[Required work]
Look for the word "page" in the entries below, then copy every line that has it.

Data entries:
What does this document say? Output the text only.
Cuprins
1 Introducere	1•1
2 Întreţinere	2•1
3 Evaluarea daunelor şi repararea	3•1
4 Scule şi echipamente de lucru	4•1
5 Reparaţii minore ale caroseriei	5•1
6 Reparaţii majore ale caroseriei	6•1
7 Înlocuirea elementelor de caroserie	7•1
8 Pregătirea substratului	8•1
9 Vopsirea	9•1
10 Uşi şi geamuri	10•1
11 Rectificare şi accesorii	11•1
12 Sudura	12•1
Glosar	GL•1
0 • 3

==

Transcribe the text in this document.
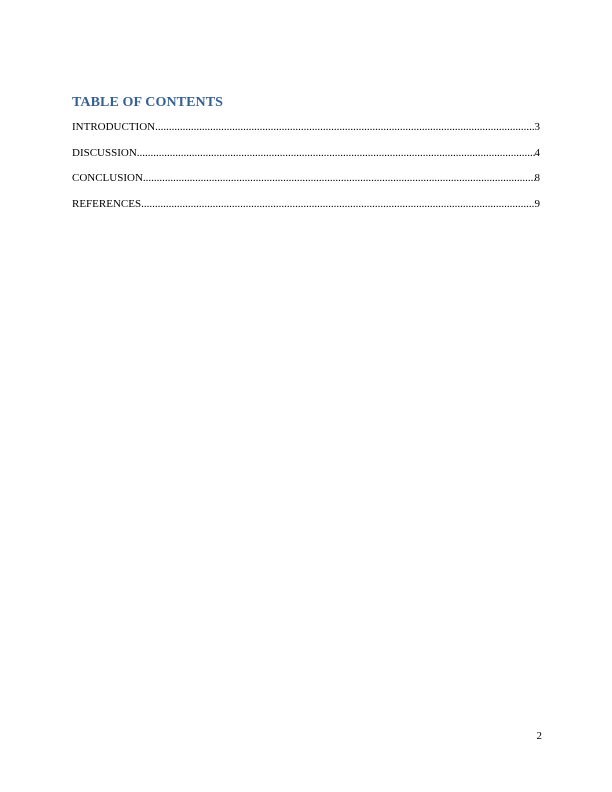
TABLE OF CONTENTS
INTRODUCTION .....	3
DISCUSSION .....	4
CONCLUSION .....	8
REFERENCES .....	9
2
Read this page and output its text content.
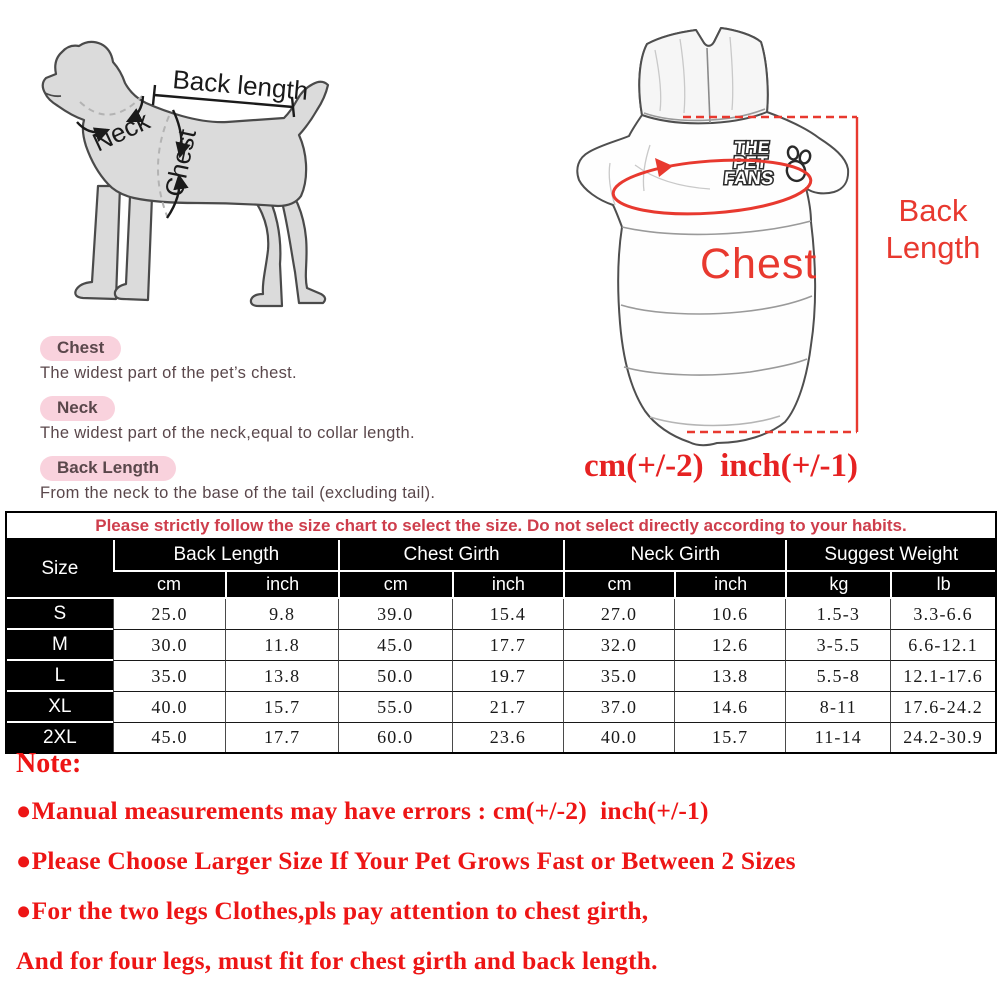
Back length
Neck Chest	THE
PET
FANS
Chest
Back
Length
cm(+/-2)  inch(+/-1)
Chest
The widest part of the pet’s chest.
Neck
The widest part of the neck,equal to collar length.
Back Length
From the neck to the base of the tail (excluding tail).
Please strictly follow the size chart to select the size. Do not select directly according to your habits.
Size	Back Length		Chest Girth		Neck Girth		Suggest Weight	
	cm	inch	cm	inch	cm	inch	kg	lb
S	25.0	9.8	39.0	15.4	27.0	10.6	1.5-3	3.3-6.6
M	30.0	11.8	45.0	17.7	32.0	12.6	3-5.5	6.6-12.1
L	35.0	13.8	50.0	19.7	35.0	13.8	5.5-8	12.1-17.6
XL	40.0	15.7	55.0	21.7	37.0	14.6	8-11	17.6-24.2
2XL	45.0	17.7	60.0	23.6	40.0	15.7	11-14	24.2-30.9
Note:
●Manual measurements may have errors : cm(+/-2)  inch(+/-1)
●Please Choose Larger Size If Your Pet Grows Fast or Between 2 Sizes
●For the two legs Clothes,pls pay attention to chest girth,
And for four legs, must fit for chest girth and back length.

...

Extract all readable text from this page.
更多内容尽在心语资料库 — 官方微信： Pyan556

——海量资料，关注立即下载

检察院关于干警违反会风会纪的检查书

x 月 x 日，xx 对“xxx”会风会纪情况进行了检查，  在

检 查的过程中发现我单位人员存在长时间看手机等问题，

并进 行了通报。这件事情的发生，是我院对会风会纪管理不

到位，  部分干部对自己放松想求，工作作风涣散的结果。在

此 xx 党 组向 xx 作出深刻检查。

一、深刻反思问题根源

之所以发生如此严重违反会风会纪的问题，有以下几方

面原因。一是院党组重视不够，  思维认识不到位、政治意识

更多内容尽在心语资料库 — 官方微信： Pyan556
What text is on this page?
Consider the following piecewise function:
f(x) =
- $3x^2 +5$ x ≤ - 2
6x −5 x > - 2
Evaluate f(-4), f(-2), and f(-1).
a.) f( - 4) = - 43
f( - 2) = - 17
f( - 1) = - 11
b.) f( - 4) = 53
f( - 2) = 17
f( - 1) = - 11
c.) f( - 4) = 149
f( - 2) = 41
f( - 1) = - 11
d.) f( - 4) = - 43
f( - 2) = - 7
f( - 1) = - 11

[Reply to the exercise]
Read this page and output its text content.
Extract all readable text from this page.
What text is on this page?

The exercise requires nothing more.